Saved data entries
- - - -
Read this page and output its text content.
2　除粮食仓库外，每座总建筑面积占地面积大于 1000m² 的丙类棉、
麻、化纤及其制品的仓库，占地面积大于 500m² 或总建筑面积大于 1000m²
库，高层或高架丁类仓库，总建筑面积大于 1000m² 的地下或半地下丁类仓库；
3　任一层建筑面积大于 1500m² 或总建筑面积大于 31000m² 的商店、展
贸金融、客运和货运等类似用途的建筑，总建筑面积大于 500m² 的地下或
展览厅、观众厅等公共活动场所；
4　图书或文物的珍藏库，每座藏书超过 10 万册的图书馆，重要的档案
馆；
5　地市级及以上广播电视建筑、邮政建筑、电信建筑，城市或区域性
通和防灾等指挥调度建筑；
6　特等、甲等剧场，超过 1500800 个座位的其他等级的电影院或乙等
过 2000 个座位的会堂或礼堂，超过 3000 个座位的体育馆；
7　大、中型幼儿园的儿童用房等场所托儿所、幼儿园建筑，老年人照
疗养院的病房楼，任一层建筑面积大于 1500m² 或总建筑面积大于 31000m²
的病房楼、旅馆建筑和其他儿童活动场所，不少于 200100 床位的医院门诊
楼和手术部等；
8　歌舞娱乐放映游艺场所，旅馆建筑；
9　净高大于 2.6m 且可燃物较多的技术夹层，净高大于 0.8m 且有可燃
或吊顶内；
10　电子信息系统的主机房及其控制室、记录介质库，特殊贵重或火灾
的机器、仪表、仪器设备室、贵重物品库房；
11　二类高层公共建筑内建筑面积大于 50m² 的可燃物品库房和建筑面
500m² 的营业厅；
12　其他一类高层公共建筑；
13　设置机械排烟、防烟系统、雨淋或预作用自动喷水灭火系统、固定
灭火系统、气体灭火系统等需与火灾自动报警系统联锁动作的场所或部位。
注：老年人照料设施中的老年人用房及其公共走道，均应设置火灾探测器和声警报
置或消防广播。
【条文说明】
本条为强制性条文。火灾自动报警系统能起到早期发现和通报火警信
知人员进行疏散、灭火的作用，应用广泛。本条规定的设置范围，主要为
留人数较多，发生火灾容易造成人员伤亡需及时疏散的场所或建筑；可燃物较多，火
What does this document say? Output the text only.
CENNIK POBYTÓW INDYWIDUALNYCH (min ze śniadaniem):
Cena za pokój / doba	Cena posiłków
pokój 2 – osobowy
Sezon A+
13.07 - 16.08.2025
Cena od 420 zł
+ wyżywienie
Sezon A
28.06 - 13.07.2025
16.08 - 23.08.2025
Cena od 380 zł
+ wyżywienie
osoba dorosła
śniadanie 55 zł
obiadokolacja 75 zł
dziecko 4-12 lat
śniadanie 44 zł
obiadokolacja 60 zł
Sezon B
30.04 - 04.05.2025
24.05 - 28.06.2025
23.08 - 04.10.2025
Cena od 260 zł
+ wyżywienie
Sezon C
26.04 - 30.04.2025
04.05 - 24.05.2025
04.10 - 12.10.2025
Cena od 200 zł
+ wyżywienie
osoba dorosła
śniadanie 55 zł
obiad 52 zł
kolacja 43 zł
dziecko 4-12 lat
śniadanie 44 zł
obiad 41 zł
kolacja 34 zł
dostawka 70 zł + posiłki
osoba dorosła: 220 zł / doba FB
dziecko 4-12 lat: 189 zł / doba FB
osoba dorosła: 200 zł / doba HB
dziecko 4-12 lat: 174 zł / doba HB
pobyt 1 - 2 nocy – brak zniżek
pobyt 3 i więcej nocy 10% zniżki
- - - -
Given task: Pick each line holding the word "任一层建筑面积大于" out of the listing.

Correct result:
3　任一层建筑面积大于 1500m² 或总建筑面积大于 31000m² 的商店、展
疗养院的病房楼，任一层建筑面积大于 1500m² 或总建筑面积大于 31000m²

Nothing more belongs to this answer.